Begin Dataset rows

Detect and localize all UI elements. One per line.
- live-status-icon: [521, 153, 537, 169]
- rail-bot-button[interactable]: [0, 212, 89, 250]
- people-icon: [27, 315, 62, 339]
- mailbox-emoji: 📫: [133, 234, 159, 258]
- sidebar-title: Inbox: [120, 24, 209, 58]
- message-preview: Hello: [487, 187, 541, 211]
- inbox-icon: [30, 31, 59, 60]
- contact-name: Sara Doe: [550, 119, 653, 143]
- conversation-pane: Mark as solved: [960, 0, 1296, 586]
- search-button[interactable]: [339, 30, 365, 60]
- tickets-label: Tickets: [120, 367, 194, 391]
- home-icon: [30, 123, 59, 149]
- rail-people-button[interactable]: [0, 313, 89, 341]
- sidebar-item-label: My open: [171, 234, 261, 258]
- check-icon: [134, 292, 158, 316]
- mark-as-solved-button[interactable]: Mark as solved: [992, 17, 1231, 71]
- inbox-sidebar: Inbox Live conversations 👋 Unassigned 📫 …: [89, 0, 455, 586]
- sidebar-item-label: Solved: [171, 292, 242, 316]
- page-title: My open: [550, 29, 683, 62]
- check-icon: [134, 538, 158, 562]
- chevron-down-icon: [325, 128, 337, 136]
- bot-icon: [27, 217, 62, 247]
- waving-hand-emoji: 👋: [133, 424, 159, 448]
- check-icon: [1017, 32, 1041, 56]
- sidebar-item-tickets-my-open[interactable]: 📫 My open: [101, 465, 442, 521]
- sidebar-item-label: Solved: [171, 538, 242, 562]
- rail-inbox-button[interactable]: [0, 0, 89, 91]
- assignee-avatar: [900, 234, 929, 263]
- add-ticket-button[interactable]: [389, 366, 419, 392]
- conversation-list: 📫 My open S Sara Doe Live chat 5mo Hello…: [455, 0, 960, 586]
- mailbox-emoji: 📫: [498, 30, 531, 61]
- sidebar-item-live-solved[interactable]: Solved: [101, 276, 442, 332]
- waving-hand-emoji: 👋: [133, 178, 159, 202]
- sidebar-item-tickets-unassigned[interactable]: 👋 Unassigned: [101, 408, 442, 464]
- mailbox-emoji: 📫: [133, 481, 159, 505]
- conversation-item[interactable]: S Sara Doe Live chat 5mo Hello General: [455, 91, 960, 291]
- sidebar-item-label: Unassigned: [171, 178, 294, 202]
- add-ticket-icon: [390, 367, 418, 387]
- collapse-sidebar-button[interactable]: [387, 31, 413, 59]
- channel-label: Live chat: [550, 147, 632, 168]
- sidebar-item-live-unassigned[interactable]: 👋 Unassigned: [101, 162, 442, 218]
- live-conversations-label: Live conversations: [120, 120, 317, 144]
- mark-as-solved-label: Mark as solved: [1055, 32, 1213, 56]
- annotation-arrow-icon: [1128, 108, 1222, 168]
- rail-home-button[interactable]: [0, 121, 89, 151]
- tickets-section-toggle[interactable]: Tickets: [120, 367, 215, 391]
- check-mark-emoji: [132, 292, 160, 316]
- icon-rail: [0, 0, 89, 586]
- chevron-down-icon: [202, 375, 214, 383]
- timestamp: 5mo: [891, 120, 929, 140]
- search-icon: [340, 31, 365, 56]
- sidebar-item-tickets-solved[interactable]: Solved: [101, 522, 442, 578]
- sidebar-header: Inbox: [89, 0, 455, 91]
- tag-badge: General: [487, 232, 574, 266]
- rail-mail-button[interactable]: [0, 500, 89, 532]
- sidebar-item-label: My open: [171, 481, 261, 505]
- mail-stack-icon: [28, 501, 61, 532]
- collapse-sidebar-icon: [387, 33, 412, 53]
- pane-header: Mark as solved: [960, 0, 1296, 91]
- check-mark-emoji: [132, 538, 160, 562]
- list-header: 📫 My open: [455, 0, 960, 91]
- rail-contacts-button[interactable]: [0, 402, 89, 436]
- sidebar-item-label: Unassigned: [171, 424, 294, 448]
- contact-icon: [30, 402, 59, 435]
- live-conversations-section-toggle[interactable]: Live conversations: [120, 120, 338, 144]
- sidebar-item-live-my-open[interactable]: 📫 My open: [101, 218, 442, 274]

End Dataset rows

- **Problem description**: Find every line in the data above that contains the string "people", treating case as significant, and copy each of those lines.

- **Expected answer**:
- people-icon: [27, 315, 62, 339]
- rail-people-button[interactable]: [0, 313, 89, 341]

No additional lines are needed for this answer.